• [WHAT YOU SHOULD DO]:
Copy each line below in which the word "this" occurs.

• [DATA SUPPLIED]:

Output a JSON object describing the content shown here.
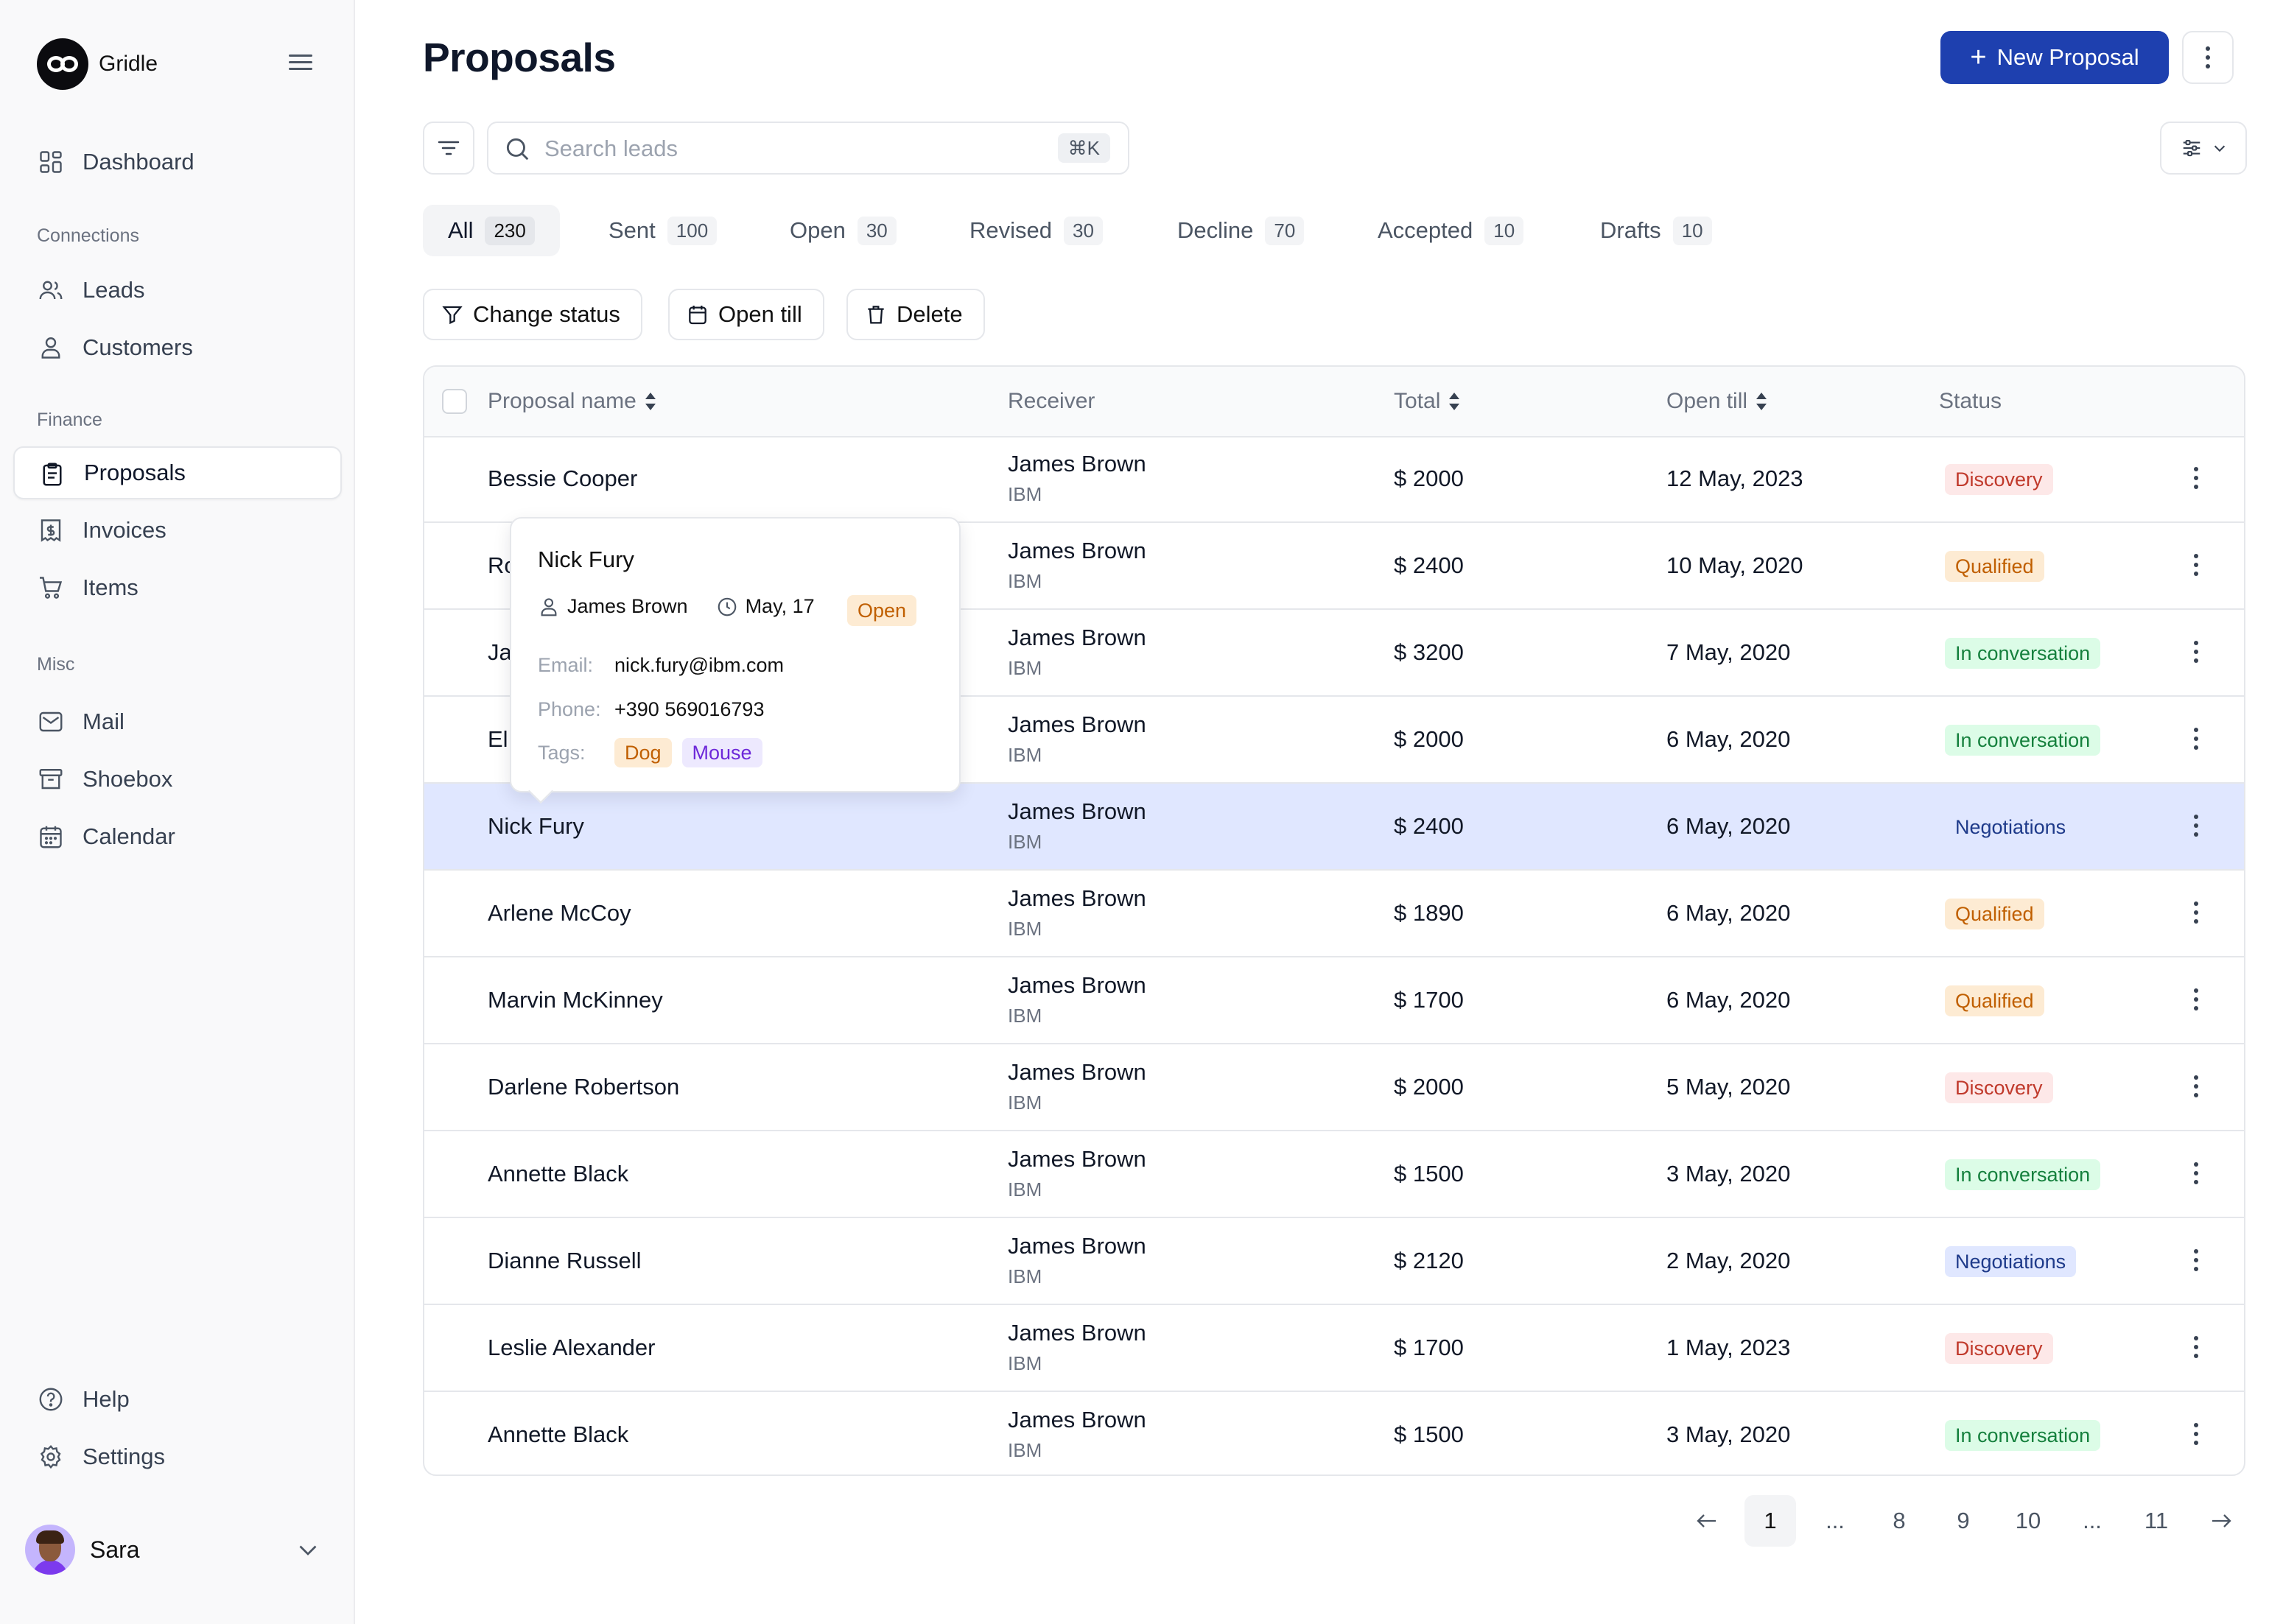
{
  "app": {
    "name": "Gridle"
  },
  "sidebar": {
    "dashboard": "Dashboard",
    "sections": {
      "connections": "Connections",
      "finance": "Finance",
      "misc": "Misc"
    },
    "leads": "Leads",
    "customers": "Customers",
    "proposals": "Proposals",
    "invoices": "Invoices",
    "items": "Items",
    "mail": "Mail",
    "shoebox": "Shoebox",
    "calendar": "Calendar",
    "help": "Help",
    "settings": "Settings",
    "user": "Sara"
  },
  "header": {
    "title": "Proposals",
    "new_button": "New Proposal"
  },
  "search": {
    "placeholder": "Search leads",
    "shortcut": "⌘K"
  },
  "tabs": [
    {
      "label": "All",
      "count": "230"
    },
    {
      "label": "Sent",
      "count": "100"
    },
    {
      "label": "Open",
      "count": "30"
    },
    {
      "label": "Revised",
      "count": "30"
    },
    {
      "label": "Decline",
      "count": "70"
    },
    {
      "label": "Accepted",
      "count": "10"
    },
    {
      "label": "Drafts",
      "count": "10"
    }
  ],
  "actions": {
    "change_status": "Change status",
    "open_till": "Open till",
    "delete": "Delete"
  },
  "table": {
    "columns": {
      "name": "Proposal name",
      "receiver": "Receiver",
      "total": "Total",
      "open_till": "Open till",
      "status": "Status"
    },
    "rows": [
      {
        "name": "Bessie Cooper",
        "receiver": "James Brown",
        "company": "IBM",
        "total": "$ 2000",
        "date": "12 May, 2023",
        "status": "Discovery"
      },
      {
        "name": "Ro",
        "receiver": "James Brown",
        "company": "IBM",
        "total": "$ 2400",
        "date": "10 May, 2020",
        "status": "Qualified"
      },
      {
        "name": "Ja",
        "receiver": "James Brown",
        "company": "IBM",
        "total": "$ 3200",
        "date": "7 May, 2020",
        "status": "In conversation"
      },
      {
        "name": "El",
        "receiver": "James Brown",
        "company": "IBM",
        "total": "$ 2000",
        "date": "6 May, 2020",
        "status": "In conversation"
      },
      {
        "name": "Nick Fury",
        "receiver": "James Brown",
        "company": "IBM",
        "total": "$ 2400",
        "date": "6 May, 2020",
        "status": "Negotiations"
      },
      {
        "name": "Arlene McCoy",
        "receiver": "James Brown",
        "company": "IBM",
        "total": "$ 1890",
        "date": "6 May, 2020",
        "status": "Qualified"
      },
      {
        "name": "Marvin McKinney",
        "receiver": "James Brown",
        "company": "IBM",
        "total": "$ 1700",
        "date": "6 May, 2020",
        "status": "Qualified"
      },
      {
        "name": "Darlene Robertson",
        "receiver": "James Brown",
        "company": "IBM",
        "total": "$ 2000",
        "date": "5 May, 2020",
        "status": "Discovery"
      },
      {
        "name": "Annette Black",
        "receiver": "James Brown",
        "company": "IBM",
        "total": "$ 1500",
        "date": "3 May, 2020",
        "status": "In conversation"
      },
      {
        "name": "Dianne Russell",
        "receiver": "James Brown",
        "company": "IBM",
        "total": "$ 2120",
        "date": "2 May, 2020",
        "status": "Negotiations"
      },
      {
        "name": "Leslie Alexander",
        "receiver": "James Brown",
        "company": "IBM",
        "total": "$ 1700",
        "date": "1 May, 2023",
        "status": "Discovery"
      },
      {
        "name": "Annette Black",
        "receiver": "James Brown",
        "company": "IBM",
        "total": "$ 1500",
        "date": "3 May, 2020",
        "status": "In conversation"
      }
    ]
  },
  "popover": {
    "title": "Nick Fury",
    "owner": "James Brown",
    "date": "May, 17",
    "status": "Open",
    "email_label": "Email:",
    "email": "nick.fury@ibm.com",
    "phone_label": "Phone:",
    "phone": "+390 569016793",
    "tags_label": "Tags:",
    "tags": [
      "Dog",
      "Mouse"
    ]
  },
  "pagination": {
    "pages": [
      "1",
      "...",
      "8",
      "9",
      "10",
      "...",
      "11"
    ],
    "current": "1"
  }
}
--
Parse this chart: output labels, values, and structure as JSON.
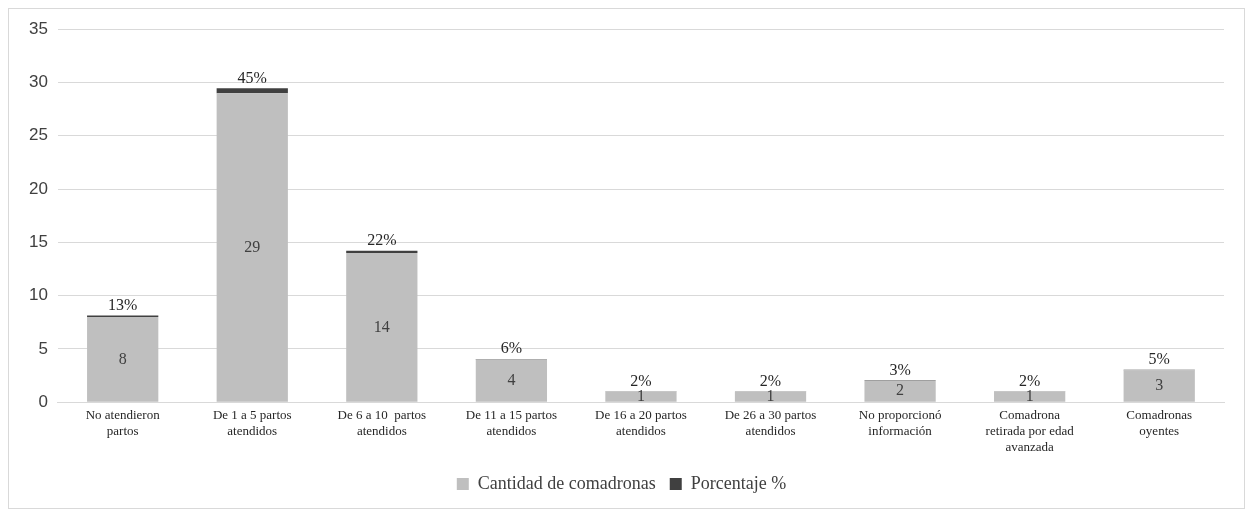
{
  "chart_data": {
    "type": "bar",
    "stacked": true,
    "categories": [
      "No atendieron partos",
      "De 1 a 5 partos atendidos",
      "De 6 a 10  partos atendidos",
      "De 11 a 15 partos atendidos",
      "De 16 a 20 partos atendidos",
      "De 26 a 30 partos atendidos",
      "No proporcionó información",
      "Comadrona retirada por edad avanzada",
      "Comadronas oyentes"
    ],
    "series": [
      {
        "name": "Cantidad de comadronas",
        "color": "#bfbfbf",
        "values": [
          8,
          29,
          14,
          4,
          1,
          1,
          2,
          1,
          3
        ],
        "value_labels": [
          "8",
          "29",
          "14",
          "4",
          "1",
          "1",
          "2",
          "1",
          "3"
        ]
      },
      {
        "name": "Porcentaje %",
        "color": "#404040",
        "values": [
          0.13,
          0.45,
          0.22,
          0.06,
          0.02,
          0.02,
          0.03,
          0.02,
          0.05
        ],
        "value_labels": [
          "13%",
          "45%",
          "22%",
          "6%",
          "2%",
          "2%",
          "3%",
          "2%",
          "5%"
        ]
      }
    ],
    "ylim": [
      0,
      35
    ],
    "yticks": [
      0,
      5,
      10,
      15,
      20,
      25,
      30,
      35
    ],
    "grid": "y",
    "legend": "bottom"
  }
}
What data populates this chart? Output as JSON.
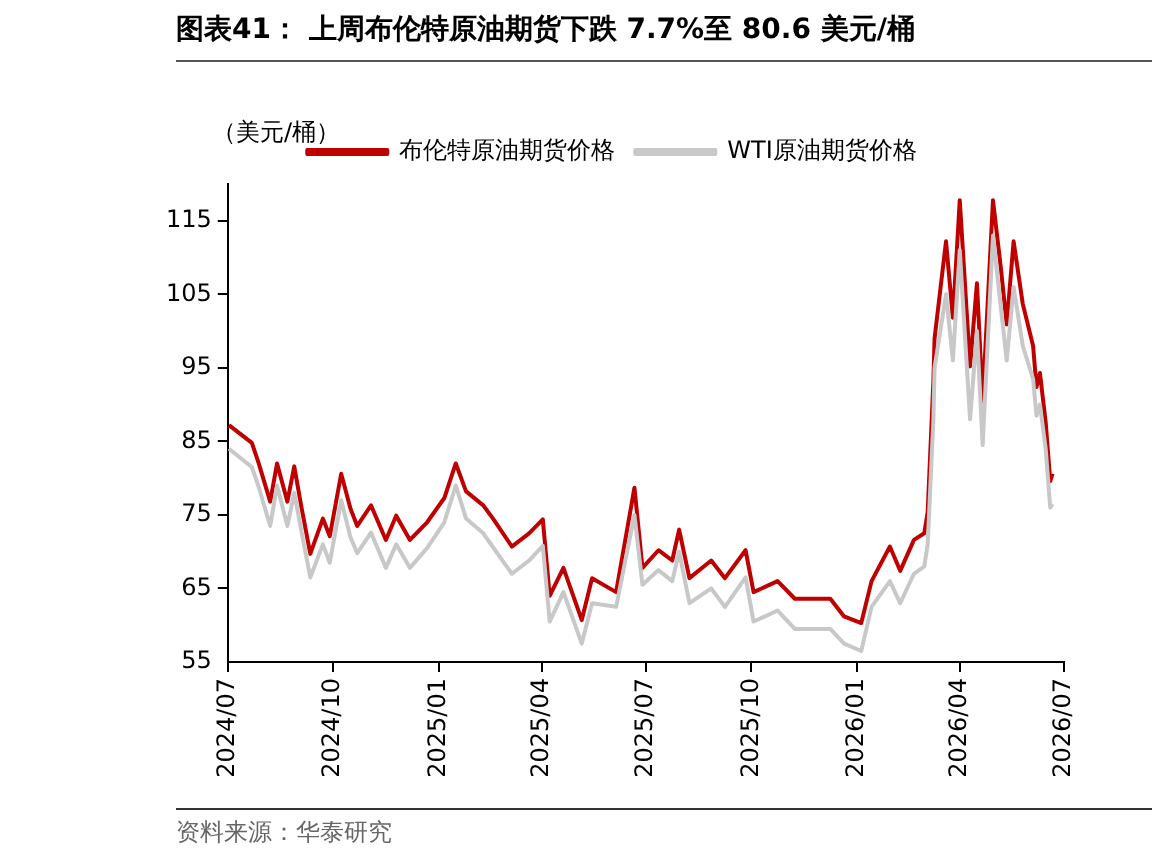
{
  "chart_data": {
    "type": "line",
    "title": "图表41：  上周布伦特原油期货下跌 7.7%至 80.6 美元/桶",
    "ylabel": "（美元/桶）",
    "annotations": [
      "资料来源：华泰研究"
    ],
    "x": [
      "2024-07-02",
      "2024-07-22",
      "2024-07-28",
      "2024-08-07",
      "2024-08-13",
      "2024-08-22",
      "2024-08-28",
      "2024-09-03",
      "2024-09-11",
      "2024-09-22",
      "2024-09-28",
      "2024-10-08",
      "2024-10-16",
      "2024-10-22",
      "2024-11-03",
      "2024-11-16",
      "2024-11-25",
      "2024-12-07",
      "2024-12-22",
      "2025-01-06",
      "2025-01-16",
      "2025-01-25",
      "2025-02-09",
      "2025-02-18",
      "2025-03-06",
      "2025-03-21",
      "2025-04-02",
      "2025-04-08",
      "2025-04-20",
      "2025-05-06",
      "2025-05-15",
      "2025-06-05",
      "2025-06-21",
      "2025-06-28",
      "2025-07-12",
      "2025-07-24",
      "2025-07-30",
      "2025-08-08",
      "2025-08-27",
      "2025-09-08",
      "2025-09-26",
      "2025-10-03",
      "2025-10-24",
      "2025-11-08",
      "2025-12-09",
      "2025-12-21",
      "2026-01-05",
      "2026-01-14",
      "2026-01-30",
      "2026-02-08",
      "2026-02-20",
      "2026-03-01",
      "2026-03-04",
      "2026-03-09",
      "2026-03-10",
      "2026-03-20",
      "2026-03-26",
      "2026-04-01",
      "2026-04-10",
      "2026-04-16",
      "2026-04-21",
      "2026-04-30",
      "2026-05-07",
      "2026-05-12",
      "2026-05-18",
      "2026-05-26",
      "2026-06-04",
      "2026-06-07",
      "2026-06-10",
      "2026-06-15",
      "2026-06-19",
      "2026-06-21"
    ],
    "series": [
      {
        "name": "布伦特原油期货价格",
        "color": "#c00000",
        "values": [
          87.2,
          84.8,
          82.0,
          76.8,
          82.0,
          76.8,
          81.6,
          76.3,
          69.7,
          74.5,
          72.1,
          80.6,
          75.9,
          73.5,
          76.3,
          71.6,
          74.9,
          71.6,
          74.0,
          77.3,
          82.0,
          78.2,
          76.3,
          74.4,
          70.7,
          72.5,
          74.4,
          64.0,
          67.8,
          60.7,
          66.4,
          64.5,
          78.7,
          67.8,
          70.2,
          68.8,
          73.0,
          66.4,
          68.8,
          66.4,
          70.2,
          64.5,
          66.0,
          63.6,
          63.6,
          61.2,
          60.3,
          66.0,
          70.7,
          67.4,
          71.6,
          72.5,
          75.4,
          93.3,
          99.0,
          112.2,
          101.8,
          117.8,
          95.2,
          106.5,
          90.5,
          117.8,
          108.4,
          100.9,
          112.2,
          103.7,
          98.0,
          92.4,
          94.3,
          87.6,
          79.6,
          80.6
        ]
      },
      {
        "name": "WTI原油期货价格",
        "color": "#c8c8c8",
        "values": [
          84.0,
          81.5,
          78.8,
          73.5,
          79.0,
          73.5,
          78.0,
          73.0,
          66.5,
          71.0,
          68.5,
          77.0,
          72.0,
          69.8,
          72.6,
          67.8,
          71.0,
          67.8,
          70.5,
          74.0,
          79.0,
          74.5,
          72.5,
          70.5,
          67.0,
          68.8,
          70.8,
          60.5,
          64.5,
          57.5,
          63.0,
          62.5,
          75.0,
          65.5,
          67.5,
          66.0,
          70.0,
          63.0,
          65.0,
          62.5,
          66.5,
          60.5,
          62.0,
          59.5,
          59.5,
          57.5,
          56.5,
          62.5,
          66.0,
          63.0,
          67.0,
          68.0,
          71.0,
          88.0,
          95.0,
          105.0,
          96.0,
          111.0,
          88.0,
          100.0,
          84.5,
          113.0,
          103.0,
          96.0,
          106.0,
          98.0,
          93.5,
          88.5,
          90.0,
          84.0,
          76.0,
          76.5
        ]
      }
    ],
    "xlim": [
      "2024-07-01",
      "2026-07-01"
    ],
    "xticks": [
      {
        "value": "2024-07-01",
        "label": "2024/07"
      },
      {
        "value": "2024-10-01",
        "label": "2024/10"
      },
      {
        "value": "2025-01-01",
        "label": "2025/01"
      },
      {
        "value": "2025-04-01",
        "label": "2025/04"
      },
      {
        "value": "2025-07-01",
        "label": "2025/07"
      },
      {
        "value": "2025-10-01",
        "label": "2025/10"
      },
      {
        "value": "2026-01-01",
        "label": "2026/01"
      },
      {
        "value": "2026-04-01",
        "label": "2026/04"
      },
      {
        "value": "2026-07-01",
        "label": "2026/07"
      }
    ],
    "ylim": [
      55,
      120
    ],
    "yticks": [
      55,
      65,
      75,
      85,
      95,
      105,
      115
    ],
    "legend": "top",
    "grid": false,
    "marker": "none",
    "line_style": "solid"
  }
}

• [RESPONSE TO THE EXERCISE]:
Parse this chart: output labels, values, and structure as JSON.
What data populates this chart? Output as JSON.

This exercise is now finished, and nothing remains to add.